Recorded data:
----
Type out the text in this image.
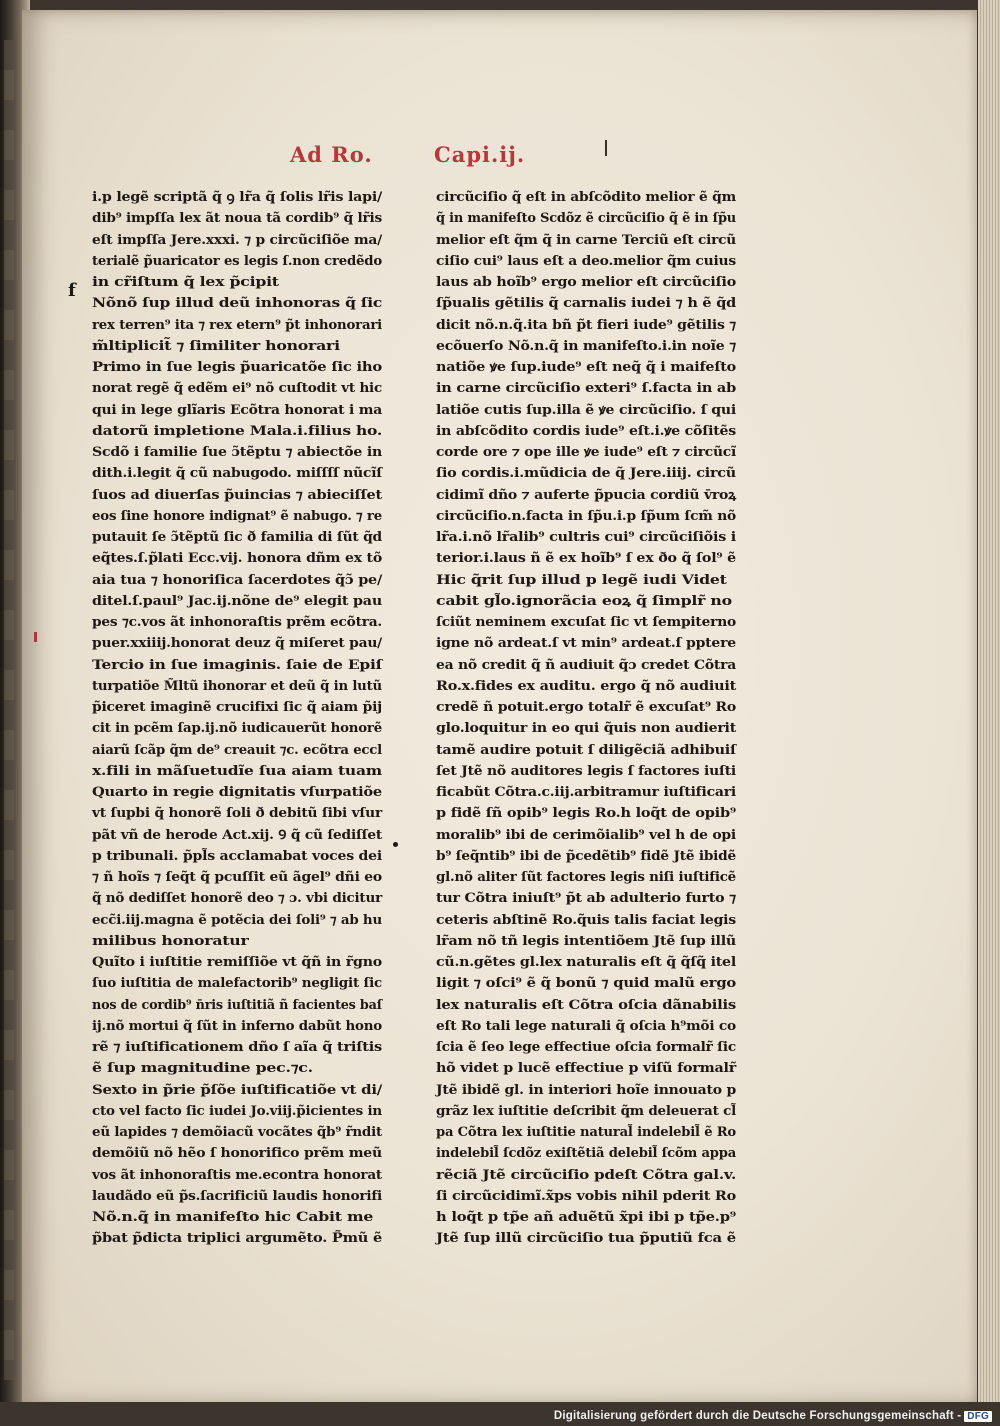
Ad Ro.	Capi.ij.
f
i.p legẽ scriptã q̃ ꝯ lr̃a q̃ ſolis lr̃is lapi/
dib⁹ impſſa lex ãt noua tã cordib⁹ q̃ lr̃is
eſt impſſa Jere.xxxi. ⁊ p circũciſiõe ma/
terialẽ p̃uaricator es legis ſ.non credẽdo
in cr̃iſtum q̃ lex p̃cipit
Nõnõ ſup illud deũ inhonoras q̃ ſic
rex terren⁹ ita ⁊ rex etern⁹ p̃t inhonorari
m̃ltiplicit̃ ⁊ ſimiliter honorari
Primo in ſue legis p̃uaricatõe ſic iho
norat regẽ q̃ edẽm ei⁹ nõ cuſtodit vt hic
qui in lege glĩaris Ecõtra honorat i ma
datorũ impletione Mala.i.filius ho.
Scdõ i familie ſue ɔ̃tẽptu ⁊ abiectõe in
dith.i.legit q̃ cũ nabugodo. miſſſſ nũcĩſ
ſuos ad diuerſas p̃uincias ⁊ abieciſſet
eos ſine honore indignat⁹ ẽ nabugo. ⁊ re
putauit ſe ɔ̃tẽptũ ſic ð familia di ſũt q̃d
eq̃tes.ſ.p̃lati Ecc.vij. honora dñm ex tõ
aia tua ⁊ honoriſica ſacerdotes q̃ɔ̃ pe/
ditel.ſ.paul⁹ Jac.ij.nõne de⁹ elegit pau
pes ⁊c.vos ãt inhonoraſtis prẽm ecõtra.
puer.xxiiij.honorat deuz q̃ miſeret pau/
Tercio in ſue imaginis. ſaie de Epiſ
turpatiõe M̃ltũ ihonorar et deũ q̃ in lutũ
p̃iceret imaginẽ crucifixi ſic q̃ aiam p̃ij
cit in pcẽm ſap.ij.nõ iudicauerũt honorẽ
aiarũ ſcãp q̃m de⁹ creauit ⁊c. ecõtra eccl
x.fili in mãſuetudĩe ſua aiam tuam
Quarto in regie dignitatis vſurpatiõe
vt ſupbi q̃ honorẽ ſoli ð debitũ ſibi vſur
pãt vñ de herode Act.xij. Ꝯ q̃ cũ ſediſſet
p tribunali. p̃pl̃s acclamabat voces dei
⁊ ñ hoĩs ⁊ ſeq̃t q̃ pcuſſit eũ ãgel⁹ dñi eo
q̃ nõ dediſſet honorẽ deo ⁊ ɔ. vbi dicitur
ecc̃i.iij.magna ẽ potẽcia dei ſoli⁹ ⁊ ab hu
milibus honoratur
Quĩto i iuſtitie remiſſiõe vt q̃ñ in r̃gno
ſuo iuſtitia de malefactorib⁹ negligit ſic
nos de cordib⁹ n̄ris iuſtitiã ñ facientes baſ
ij.nõ mortui q̃ ſũt in inferno dabũt hono
rẽ ⁊ iuſtificationem dño ſ aĩa q̃ triſtis
ẽ ſup magnitudine pec.⁊c.
Sexto in p̃rie p̃ſõe iuſtificatiõe vt di/
cto vel facto ſic iudei Jo.viij.p̃icientes in
eũ lapides ⁊ demõiacũ vocãtes q̃b⁹ r̃ndit
demõiũ nõ hẽo ſ honorifico prẽm meũ
vos ãt inhonoraſtis me.econtra honorat
laudãdo eũ p̃s.ſacrificiũ laudis honorifi
Nõ.n.q̃ in manifeſto hic Cabit me
p̃bat p̃dicta triplici argumẽto. P̃mũ ẽ
circũciſio q̃ eſt in abſcõdito melior ẽ q̃m
q̃ in manifeſto Scdõz ẽ circũciſio q̃ ẽ in ſp̃u
melior eſt q̃m q̃ in carne Terciũ eſt circũ
ciſio cui⁹ laus eſt a deo.melior q̃m cuius
laus ab hoĩb⁹ ergo melior eſt circũciſio
ſp̃ualis gẽtilis q̃ carnalis iudei ⁊ h ẽ q̃d
dicit nõ.n.q̃.ita bñ p̃t fieri iude⁹ gẽtilis ⁊
ecõuerſo Nõ.n.q̃ in manifeſto.i.in noĩe ⁊
natiõe ꝟe ſup.iude⁹ eſt neq̃ q̃ i maifeſto
in carne circũciſio exteri⁹ ſ.facta in ab
latiõe cutis ſup.illa ẽ ꝟe circũciſio. ſ qui
in abſcõdito cordis iude⁹ eſt.i.ꝟe cõſitẽs
corde ore ⁊ ope ille ꝟe iude⁹ eſt ⁊ circũcĩ
ſio cordis.i.mũdicia de q̃ Jere.iiij. circũ
cidimĩ dño ⁊ auferte p̃pucia cordiũ v̄roꝝ
circũciſio.n.facta in ſp̃u.i.p ſp̃um ſcm̃ nõ
lr̃a.i.nõ lr̃alib⁹ cultris cui⁹ circũciſiõis i
terior.i.laus ñ ẽ ex hoĩb⁹ ſ ex ðo q̃ ſol⁹ ẽ
Hic q̃rit ſup illud p legẽ iudi Videt
cabit gl̃o.ignorãcia eoꝝ q̃ ſimplr̃ no
ſciũt neminem excuſat ſic vt ſempiterno
igne nõ ardeat.ſ vt min⁹ ardeat.ſ pptere
ea nõ credit q̃ ñ audiuit q̃ɔ credet Cõtra
Ro.x.fides ex auditu. ergo q̃ nõ audiuit
credẽ ñ potuit.ergo totalr̃ ẽ excuſat⁹ Ro
glo.loquitur in eo qui q̃uis non audierit
tamẽ audire potuit ſ diligẽciã adhibuiſ
ſet Jtẽ nõ auditores legis ſ factores iuſti
ficabũt Cõtra.c.iij.arbitramur iuſtificari
p fidẽ ſñ opib⁹ legis Ro.h loq̃t de opib⁹
moralib⁹ ibi de cerimõialib⁹ vel h de opi
b⁹ ſeq̃ntib⁹ ibi de p̃cedẽtib⁹ fidẽ Jtẽ ibidẽ
gl.nõ aliter ſũt factores legis niſi iuſtificẽ
tur Cõtra iniuſt⁹ p̃t ab adulterio furto ⁊
ceteris abſtinẽ Ro.q̃uis talis faciat legis
lr̃am nõ tñ legis intentiõem Jtẽ ſup illũ
cũ.n.gẽtes gl.lex naturalis eſt q̃ q̃ſq̃ itel
ligit ⁊ oſci⁹ ẽ q̃ bonũ ⁊ quid malũ ergo
lex naturalis eſt Cõtra oſcia dãnabilis
eſt Ro tali lege naturali q̃ oſcia h⁹mõi co
ſcia ẽ ſeo lege effectiue oſcia formalr̃ ſic
hõ videt p lucẽ effectiue p viſũ formalr̃
Jtẽ ibidẽ gl. in interiori hoĩe innouato p
grãz lex iuſtitie deſcribit q̃m deleuerat cl̃
pa Cõtra lex iuſtitie natural̃ indelebil̃ ẽ Ro
indelebil̃ ſcdõz exiſtẽtiã delebil̃ ſcõm appa
rẽciã Jtẽ circũciſio pdeſt Cõtra gal.v.
ſi circũcidimĩ.x̃ps vobis nihil pderit Ro
h loq̃t p tp̃e añ aduẽtũ x̃pi ibi p tp̃e.p⁹
Jtẽ ſup illũ circũciſio tua p̃putiũ fca ẽ
Digitalisierung gefördert durch die Deutsche Forschungsgemeinschaft - DFG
----
#### Your instructions
Please list every line of the records that contains "abſcõdito".

#### Expected answer
circũciſio q̃ eſt in abſcõdito melior ẽ q̃m
in abſcõdito cordis iude⁹ eſt.i.ꝟe cõſitẽs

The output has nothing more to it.